Provided text:
•••••

Requirements for the Medicare Care Plan Oversight

Physicians giving health care for Medicare individuals within hospices and home health agencies have certain requirements to follow involving those patients under the Medicare Care Plan Oversight (CPO). Such requirements involve the development and revision of care plans, subsequent reports of patients' status reviews, adjustment of medical therapy and reviews of laboratory and other related studies.
  1. Requirements

    • CPO services have a time frame covering the period that the beneficiary receives Medicare-covered hospice care. The requirements for this CPO also include only those beneficiaries who require ongoing complex and multidisciplinary care needing constant physician involvement. Also, the physician who bills the CPO must be the same person who signed the hospice plan of care.

    Unprovided Services

    • Services not included under the CPO requirements for billing purposes include any medical time not falling within a 30-minute period, the time spent by staff filing charts and travel time. Physician time spent on the telephone submitting prescriptions to pharmacist will also not be considered, unless the conversation involves pharmaceutical therapies.

    Billing

    • Any care billed to the CPO must be filed under form CMS-1500 and billed to Medicare Part B. Under CPO requirements, no other service fees can be billed under this process. The billing has to be done after the end of the month when CPO service was given. It cannot be billed across calendar months. Only one unit of service can be shown per month. Since 2001, Medicare has established HCPCS code G0182 for billing CPO hospice as a result of revisions concerning certain definitions that the American Medical Association had made to the current procedural terminology codes.

•••••

Provided material:
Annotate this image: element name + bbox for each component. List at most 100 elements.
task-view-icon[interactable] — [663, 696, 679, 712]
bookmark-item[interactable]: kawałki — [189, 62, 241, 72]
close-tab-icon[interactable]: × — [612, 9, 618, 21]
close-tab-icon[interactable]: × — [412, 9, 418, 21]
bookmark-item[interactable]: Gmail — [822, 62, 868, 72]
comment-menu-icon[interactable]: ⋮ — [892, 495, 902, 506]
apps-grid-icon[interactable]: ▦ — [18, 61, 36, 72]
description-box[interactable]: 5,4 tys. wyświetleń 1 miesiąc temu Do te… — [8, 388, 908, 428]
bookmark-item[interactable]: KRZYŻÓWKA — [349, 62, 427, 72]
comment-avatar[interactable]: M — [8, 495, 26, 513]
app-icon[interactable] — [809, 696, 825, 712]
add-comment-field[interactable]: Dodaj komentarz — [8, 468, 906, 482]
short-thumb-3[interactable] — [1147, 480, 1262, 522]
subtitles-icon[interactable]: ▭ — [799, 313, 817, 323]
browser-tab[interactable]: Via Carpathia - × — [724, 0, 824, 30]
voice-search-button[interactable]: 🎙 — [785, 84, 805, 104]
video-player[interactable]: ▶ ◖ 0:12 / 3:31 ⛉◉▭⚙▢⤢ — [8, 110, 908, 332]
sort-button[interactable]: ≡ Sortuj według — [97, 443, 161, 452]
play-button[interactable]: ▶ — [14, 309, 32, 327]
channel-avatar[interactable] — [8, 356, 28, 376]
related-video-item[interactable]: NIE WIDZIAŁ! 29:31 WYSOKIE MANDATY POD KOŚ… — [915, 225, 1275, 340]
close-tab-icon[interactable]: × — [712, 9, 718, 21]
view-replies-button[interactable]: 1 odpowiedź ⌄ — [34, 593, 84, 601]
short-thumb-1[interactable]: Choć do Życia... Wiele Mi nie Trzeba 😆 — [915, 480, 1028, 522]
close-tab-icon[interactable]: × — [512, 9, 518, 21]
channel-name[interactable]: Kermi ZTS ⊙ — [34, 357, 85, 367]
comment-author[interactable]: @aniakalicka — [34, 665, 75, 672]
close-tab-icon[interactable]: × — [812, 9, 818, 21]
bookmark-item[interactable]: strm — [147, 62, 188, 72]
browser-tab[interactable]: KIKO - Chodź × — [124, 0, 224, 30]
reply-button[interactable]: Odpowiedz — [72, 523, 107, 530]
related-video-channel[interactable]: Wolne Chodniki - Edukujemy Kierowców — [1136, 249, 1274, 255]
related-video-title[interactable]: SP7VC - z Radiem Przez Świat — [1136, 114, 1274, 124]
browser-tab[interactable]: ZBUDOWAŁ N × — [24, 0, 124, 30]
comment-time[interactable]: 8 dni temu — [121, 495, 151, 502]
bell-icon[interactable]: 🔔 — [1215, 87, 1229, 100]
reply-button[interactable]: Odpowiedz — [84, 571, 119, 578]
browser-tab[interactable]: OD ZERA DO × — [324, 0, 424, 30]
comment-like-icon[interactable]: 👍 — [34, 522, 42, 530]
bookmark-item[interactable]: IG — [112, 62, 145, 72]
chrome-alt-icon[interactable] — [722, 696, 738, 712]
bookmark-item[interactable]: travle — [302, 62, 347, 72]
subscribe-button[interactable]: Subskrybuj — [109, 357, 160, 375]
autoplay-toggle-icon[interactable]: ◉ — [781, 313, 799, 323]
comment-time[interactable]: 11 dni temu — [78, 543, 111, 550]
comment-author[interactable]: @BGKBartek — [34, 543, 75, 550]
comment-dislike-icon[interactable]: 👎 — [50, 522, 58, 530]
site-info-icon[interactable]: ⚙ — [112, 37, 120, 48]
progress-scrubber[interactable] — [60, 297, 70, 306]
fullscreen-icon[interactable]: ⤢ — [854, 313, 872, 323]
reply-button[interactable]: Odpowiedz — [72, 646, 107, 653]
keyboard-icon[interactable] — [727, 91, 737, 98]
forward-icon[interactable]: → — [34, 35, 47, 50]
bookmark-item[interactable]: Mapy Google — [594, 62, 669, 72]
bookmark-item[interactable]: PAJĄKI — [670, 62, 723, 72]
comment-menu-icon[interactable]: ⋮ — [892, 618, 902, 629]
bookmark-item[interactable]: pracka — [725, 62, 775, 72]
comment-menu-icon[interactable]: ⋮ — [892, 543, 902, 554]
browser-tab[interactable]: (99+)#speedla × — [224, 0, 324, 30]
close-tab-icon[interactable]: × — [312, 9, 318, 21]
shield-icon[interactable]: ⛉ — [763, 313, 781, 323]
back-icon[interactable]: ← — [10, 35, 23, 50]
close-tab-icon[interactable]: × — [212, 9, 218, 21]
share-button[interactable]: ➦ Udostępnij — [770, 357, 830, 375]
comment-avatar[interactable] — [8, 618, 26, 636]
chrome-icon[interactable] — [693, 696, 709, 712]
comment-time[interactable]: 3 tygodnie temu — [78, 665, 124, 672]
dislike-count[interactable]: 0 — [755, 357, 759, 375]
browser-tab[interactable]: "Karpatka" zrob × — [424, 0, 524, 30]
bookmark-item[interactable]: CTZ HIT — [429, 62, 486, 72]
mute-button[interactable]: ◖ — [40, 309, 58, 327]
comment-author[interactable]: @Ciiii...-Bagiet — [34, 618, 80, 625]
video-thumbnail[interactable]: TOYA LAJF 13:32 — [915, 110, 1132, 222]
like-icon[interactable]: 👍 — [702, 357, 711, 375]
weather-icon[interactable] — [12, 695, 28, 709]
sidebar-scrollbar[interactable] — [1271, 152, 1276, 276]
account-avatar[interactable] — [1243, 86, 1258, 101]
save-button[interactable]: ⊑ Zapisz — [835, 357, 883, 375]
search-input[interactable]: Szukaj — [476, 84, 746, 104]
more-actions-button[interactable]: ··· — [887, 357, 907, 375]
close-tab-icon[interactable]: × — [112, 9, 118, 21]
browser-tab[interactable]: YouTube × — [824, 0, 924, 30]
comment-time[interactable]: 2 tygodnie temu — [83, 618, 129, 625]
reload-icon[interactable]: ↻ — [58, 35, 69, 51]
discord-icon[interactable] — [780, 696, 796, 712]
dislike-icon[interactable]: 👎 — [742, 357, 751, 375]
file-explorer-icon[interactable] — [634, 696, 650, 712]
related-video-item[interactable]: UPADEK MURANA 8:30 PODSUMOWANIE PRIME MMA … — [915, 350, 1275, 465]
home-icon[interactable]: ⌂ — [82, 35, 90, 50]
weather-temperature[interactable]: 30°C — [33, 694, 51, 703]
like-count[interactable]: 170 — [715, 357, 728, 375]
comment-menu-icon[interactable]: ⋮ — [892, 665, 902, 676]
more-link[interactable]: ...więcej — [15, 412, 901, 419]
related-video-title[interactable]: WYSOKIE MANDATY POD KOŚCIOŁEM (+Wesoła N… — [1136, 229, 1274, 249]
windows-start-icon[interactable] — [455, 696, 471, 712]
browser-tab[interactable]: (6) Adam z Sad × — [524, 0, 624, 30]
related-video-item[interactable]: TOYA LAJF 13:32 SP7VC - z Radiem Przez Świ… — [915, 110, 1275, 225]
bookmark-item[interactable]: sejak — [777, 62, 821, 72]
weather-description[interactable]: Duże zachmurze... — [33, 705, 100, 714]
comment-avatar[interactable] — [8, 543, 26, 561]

•••••

Reproduce the entire Medicare Care Plan Oversight text word for word.

Requirements for the Medicare Care Plan Oversight

Physicians giving health care for Medicare individuals within hospices and home health agencies have certain requirements to follow involving those patients under the Medicare Care Plan Oversight (CPO). Such requirements involve the development and revision of care plans, subsequent reports of patients' status reviews, adjustment of medical therapy and reviews of laboratory and other related studies.
  1. Requirements

    • CPO services have a time frame covering the period that the beneficiary receives Medicare-covered hospice care. The requirements for this CPO also include only those beneficiaries who require ongoing complex and multidisciplinary care needing constant physician involvement. Also, the physician who bills the CPO must be the same person who signed the hospice plan of care.

    Unprovided Services

    • Services not included under the CPO requirements for billing purposes include any medical time not falling within a 30-minute period, the time spent by staff filing charts and travel time. Physician time spent on the telephone submitting prescriptions to pharmacist will also not be considered, unless the conversation involves pharmaceutical therapies.

    Billing

    • Any care billed to the CPO must be filed under form CMS-1500 and billed to Medicare Part B. Under CPO requirements, no other service fees can be billed under this process. The billing has to be done after the end of the month when CPO service was given. It cannot be billed across calendar months. Only one unit of service can be shown per month. Since 2001, Medicare has established HCPCS code G0182 for billing CPO hospice as a result of revisions concerning certain definitions that the American Medical Association had made to the current procedural terminology codes.